PROBLEM TO SOLVE: Gather the lines that hold the string "obtenus".

-- Begin RECORDS FOR THIS TASK --

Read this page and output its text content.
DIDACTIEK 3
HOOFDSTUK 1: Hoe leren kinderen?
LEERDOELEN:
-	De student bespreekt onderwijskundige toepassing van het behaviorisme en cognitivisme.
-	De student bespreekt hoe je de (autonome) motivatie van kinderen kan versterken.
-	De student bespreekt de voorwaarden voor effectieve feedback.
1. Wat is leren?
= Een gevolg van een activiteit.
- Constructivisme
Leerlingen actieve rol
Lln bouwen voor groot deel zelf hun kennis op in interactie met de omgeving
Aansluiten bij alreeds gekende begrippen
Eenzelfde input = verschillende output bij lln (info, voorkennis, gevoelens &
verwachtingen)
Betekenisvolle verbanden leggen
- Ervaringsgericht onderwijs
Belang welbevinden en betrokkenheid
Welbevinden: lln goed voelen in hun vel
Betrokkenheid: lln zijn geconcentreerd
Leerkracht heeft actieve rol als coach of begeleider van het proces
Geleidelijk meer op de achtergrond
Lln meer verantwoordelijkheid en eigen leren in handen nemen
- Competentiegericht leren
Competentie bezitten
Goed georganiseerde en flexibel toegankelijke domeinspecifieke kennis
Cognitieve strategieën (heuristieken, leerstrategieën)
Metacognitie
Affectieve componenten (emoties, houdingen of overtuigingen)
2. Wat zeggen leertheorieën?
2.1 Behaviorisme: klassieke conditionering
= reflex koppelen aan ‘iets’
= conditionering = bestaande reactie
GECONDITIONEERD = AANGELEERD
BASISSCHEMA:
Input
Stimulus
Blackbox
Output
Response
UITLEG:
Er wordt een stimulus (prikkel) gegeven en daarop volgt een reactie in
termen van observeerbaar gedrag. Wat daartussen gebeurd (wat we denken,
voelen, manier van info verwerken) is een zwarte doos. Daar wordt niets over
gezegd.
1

-- End RECORDS FOR THIS TASK --
-- Begin RECORDS FOR THIS TASK --

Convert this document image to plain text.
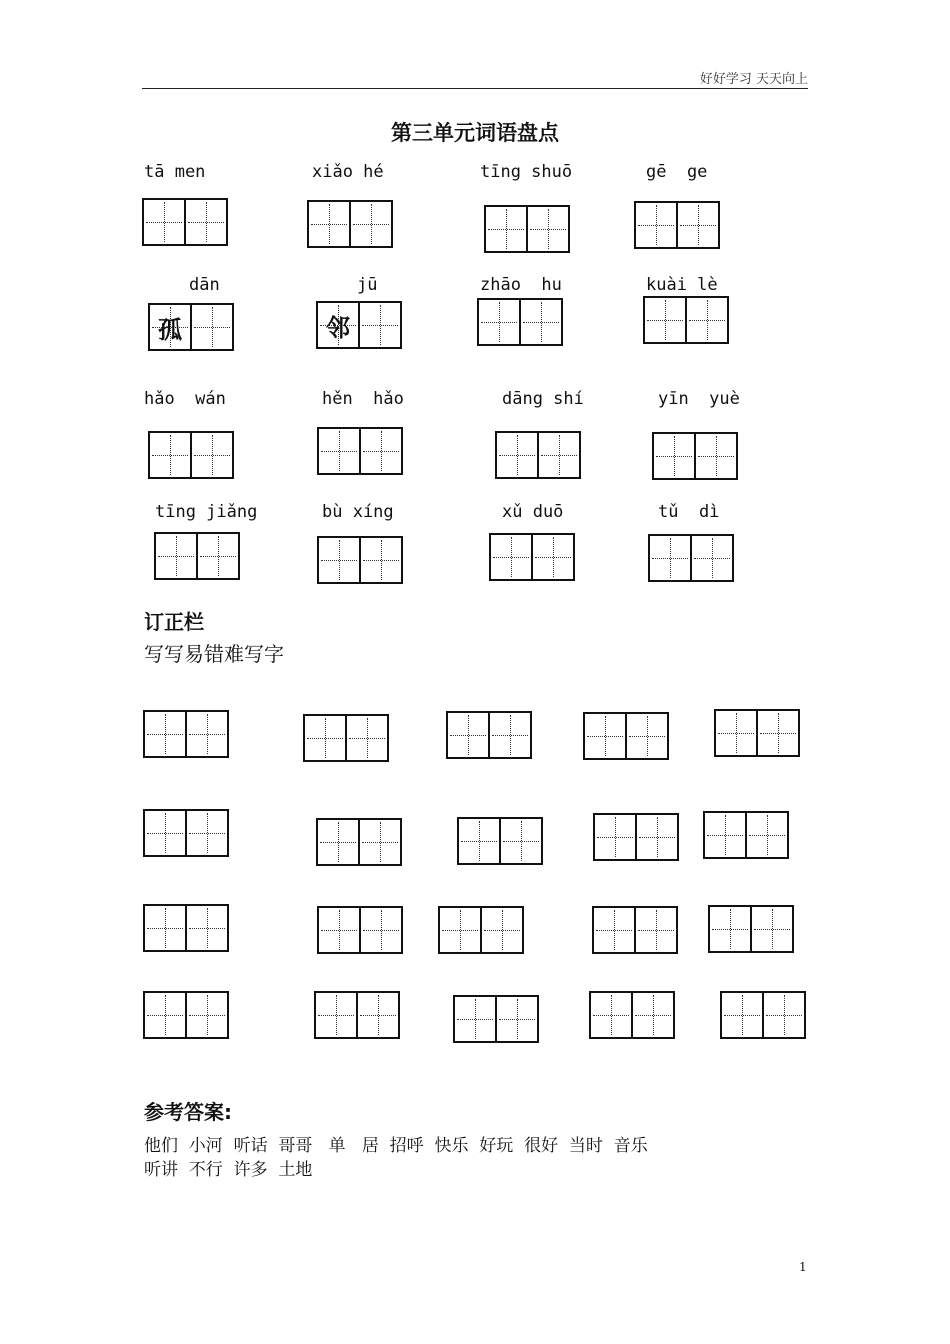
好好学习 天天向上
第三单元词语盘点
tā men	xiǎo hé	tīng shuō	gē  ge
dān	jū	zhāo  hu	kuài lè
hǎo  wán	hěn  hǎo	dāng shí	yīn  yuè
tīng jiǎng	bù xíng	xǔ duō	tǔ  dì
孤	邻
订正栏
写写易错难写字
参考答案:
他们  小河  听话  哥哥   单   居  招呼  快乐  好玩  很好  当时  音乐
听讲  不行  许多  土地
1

-- End RECORDS FOR THIS TASK --
-- Begin RECORDS FOR THIS TASK --

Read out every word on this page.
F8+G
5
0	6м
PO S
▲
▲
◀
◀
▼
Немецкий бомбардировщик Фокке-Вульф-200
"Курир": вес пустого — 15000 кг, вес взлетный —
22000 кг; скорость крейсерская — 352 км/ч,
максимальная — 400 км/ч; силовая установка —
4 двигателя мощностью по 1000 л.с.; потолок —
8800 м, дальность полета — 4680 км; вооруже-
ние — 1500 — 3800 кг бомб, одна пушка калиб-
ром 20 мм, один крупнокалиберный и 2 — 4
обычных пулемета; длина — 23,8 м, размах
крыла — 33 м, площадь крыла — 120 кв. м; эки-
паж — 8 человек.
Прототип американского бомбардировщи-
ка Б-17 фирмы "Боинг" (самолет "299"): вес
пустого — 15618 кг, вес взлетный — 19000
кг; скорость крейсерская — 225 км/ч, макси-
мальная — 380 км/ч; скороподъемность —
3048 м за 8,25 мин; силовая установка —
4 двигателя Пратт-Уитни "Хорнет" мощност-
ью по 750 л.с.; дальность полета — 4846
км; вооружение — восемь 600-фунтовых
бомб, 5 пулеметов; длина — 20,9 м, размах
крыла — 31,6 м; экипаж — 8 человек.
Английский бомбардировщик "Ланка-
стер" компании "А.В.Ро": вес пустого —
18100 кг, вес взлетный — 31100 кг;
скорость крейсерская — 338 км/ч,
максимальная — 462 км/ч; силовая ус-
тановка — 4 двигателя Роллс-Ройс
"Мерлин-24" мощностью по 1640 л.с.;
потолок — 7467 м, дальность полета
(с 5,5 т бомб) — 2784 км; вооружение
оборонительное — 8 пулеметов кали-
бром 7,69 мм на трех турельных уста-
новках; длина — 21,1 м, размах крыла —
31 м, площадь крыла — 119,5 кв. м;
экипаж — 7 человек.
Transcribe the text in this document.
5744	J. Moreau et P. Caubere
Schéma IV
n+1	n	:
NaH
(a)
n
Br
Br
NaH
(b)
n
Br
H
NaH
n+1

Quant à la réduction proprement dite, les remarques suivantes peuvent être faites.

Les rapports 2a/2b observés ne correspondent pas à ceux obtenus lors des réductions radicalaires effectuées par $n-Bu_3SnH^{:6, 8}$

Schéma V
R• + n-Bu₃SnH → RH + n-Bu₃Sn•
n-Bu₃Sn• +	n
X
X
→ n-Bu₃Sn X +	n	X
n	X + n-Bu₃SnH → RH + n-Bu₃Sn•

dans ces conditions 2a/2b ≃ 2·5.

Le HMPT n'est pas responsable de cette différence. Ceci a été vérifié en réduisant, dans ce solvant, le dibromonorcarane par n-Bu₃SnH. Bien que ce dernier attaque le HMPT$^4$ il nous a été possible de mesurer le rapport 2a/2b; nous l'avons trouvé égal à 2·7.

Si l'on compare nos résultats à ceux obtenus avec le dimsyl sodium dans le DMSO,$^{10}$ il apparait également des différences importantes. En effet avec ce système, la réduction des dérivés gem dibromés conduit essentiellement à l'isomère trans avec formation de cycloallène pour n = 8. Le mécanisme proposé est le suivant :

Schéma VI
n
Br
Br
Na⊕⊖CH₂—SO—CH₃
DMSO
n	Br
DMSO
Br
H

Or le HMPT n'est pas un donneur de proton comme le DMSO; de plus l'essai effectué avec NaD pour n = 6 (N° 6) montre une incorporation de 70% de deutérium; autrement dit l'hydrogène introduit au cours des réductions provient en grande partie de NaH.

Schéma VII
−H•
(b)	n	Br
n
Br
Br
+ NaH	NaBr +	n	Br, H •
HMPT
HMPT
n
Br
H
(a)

-- End RECORDS FOR THIS TASK --

EXERCISE RESULT:
Les rapports 2a/2b observés ne correspondent pas à ceux obtenus lors des réductions radicalaires effectuées par $n-Bu_3SnH^{:6, 8}$
Si l'on compare nos résultats à ceux obtenus avec le dimsyl sodium dans le DMSO,$^{10}$ il apparait également des différences importantes. En effet avec ce système, la réduction des dérivés gem dibromés conduit essentiellement à l'isomère trans avec formation de cycloallène pour n = 8. Le mécanisme proposé est le suivant :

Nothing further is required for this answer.